-- START OF Records provided --

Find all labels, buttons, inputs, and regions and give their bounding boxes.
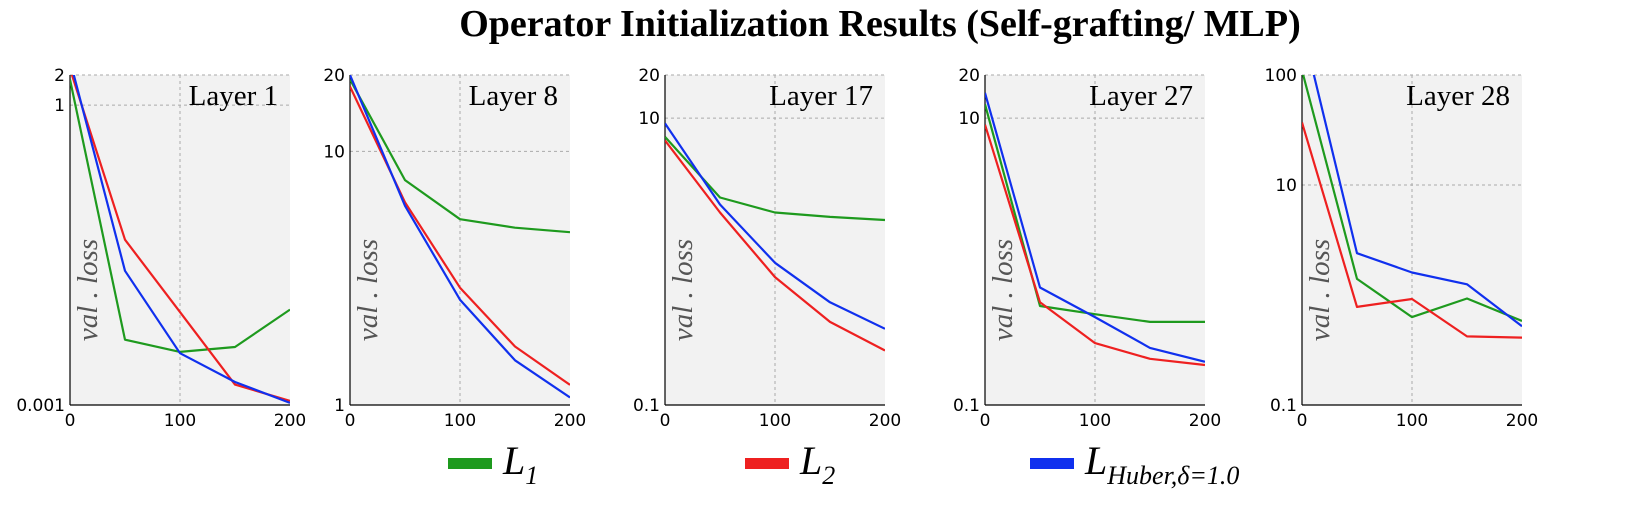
x-tick-label: 0 xyxy=(345,411,356,431)
y-tick-label: 10 xyxy=(958,109,980,129)
series-line-huber xyxy=(985,92,1205,363)
series-line-l2 xyxy=(985,124,1205,367)
legend: L1 L2 LHuber,δ=1.0 xyxy=(448,438,1239,490)
panel-label: Layer 1 xyxy=(189,80,278,112)
y-tick-label: 10 xyxy=(323,142,345,162)
y-tick-label: 0.001 xyxy=(16,396,65,416)
chart-title: Operator Initialization Results (Self-gr… xyxy=(459,3,1301,45)
series-line-huber xyxy=(72,75,290,404)
legend-subscript: 2 xyxy=(822,461,835,490)
y-axis-label: val . loss xyxy=(352,239,384,341)
legend-swatch xyxy=(448,458,492,469)
y-tick-label: 100 xyxy=(1265,66,1297,86)
y-axis-label: val . loss xyxy=(987,239,1019,341)
x-tick-label: 0 xyxy=(1297,411,1308,431)
panel-label: Layer 8 xyxy=(469,80,558,112)
series-group xyxy=(985,92,1205,367)
y-tick-label: 1 xyxy=(54,96,65,116)
series-group xyxy=(665,122,885,352)
panel-label: Layer 28 xyxy=(1406,80,1510,112)
y-axis-label: val . loss xyxy=(1304,239,1336,341)
legend-subscript: 1 xyxy=(525,461,538,490)
y-tick-label: 1 xyxy=(334,396,345,416)
y-tick-label: 10 xyxy=(638,109,660,129)
series-line-l2 xyxy=(1302,122,1522,339)
series-line-l1 xyxy=(985,104,1205,323)
panel-5: 0.1 10 100 0 100 200 Layer 28 val . loss xyxy=(1265,66,1539,431)
legend-item-2: L2 xyxy=(745,438,835,490)
legend-subscript: Huber,δ=1.0 xyxy=(1106,461,1239,490)
y-tick-label: 0.1 xyxy=(633,396,660,416)
series-line-l2 xyxy=(665,139,885,352)
x-tick-label: 100 xyxy=(759,411,791,431)
legend-swatch xyxy=(745,458,789,469)
x-tick-label: 0 xyxy=(980,411,991,431)
legend-label: L1 xyxy=(502,438,538,490)
legend-label: LHuber,δ=1.0 xyxy=(1084,438,1239,490)
y-tick-label: 10 xyxy=(1275,176,1297,196)
legend-swatch xyxy=(1030,458,1074,469)
x-tick-label: 200 xyxy=(554,411,586,431)
x-tick-label: 200 xyxy=(1506,411,1538,431)
x-tick-label: 100 xyxy=(1396,411,1428,431)
x-tick-label: 100 xyxy=(164,411,196,431)
series-line-l1 xyxy=(350,78,570,234)
series-line-huber xyxy=(665,122,885,330)
series-line-l1 xyxy=(1302,75,1522,323)
x-tick-label: 0 xyxy=(65,411,76,431)
x-tick-label: 100 xyxy=(444,411,476,431)
x-tick-label: 0 xyxy=(660,411,671,431)
x-tick-label: 200 xyxy=(274,411,306,431)
series-group xyxy=(70,75,290,404)
y-tick-label: 20 xyxy=(958,66,980,86)
x-tick-label: 100 xyxy=(1079,411,1111,431)
series-line-huber xyxy=(1312,75,1522,328)
y-tick-label: 2 xyxy=(54,66,65,86)
series-line-huber xyxy=(350,75,570,399)
y-axis-label: val . loss xyxy=(72,239,104,341)
series-group xyxy=(1302,75,1522,339)
panel-label: Layer 17 xyxy=(769,80,873,112)
y-tick-label: 20 xyxy=(638,66,660,86)
panel-label: Layer 27 xyxy=(1089,80,1193,112)
legend-label: L2 xyxy=(799,438,835,490)
y-axis-label: val . loss xyxy=(667,239,699,341)
y-tick-label: 20 xyxy=(323,66,345,86)
panel-1: 0.001 1 2 0 100 200 Layer 1 val . loss xyxy=(16,66,306,431)
legend-item-1: L1 xyxy=(448,438,538,490)
y-tick-label: 0.1 xyxy=(1270,396,1297,416)
legend-item-3: LHuber,δ=1.0 xyxy=(1030,438,1239,490)
x-tick-label: 200 xyxy=(869,411,901,431)
x-tick-label: 200 xyxy=(1189,411,1221,431)
series-group xyxy=(350,75,570,399)
y-tick-label: 0.1 xyxy=(953,396,980,416)
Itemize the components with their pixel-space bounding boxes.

-- END OF Records provided --

> Set problem
Rewrite the records above, changing every "val . loss" to "validation loss" and keeping all else the same. Omit the pictures.

> Response for this exercise
Find all labels, buttons, inputs, and regions and give their bounding boxes.
x-tick-label: 0 xyxy=(345,411,356,431)
y-tick-label: 10 xyxy=(958,109,980,129)
series-line-huber xyxy=(985,92,1205,363)
series-line-l2 xyxy=(985,124,1205,367)
legend: L1 L2 LHuber,δ=1.0 xyxy=(448,438,1239,490)
panel-label: Layer 1 xyxy=(189,80,278,112)
y-tick-label: 10 xyxy=(323,142,345,162)
y-tick-label: 0.001 xyxy=(16,396,65,416)
chart-title: Operator Initialization Results (Self-gr… xyxy=(459,3,1301,45)
series-line-huber xyxy=(72,75,290,404)
legend-subscript: 2 xyxy=(822,461,835,490)
y-axis-label: validation loss xyxy=(352,239,384,341)
legend-swatch xyxy=(448,458,492,469)
y-tick-label: 100 xyxy=(1265,66,1297,86)
y-axis-label: validation loss xyxy=(987,239,1019,341)
x-tick-label: 0 xyxy=(1297,411,1308,431)
panel-label: Layer 8 xyxy=(469,80,558,112)
series-group xyxy=(985,92,1205,367)
y-tick-label: 1 xyxy=(54,96,65,116)
series-group xyxy=(665,122,885,352)
panel-label: Layer 28 xyxy=(1406,80,1510,112)
y-axis-label: validation loss xyxy=(1304,239,1336,341)
legend-subscript: 1 xyxy=(525,461,538,490)
y-tick-label: 1 xyxy=(334,396,345,416)
y-tick-label: 10 xyxy=(638,109,660,129)
series-line-l2 xyxy=(1302,122,1522,339)
series-line-l1 xyxy=(985,104,1205,323)
panel-5: 0.1 10 100 0 100 200 Layer 28 validation loss xyxy=(1265,66,1539,431)
legend-item-2: L2 xyxy=(745,438,835,490)
legend-subscript: Huber,δ=1.0 xyxy=(1106,461,1239,490)
y-tick-label: 0.1 xyxy=(633,396,660,416)
series-line-l2 xyxy=(665,139,885,352)
x-tick-label: 100 xyxy=(759,411,791,431)
legend-swatch xyxy=(745,458,789,469)
x-tick-label: 0 xyxy=(980,411,991,431)
legend-label: L1 xyxy=(502,438,538,490)
legend-label: LHuber,δ=1.0 xyxy=(1084,438,1239,490)
y-tick-label: 10 xyxy=(1275,176,1297,196)
legend-swatch xyxy=(1030,458,1074,469)
x-tick-label: 200 xyxy=(554,411,586,431)
x-tick-label: 200 xyxy=(1506,411,1538,431)
x-tick-label: 100 xyxy=(1396,411,1428,431)
x-tick-label: 100 xyxy=(164,411,196,431)
series-line-l1 xyxy=(350,78,570,234)
series-line-huber xyxy=(665,122,885,330)
series-line-l1 xyxy=(1302,75,1522,323)
x-tick-label: 0 xyxy=(65,411,76,431)
x-tick-label: 100 xyxy=(444,411,476,431)
x-tick-label: 0 xyxy=(660,411,671,431)
x-tick-label: 200 xyxy=(274,411,306,431)
series-group xyxy=(70,75,290,404)
y-tick-label: 20 xyxy=(958,66,980,86)
x-tick-label: 100 xyxy=(1079,411,1111,431)
series-line-huber xyxy=(1312,75,1522,328)
y-tick-label: 2 xyxy=(54,66,65,86)
series-line-huber xyxy=(350,75,570,399)
y-axis-label: validation loss xyxy=(72,239,104,341)
series-group xyxy=(1302,75,1522,339)
panel-label: Layer 17 xyxy=(769,80,873,112)
y-tick-label: 20 xyxy=(638,66,660,86)
panel-label: Layer 27 xyxy=(1089,80,1193,112)
legend-label: L2 xyxy=(799,438,835,490)
y-axis-label: validation loss xyxy=(667,239,699,341)
y-tick-label: 20 xyxy=(323,66,345,86)
panel-1: 0.001 1 2 0 100 200 Layer 1 validation loss xyxy=(16,66,306,431)
legend-item-1: L1 xyxy=(448,438,538,490)
y-tick-label: 0.1 xyxy=(1270,396,1297,416)
legend-item-3: LHuber,δ=1.0 xyxy=(1030,438,1239,490)
x-tick-label: 200 xyxy=(869,411,901,431)
x-tick-label: 200 xyxy=(1189,411,1221,431)
series-group xyxy=(350,75,570,399)
y-tick-label: 0.1 xyxy=(953,396,980,416)
Itemize the components with their pixel-space bounding boxes.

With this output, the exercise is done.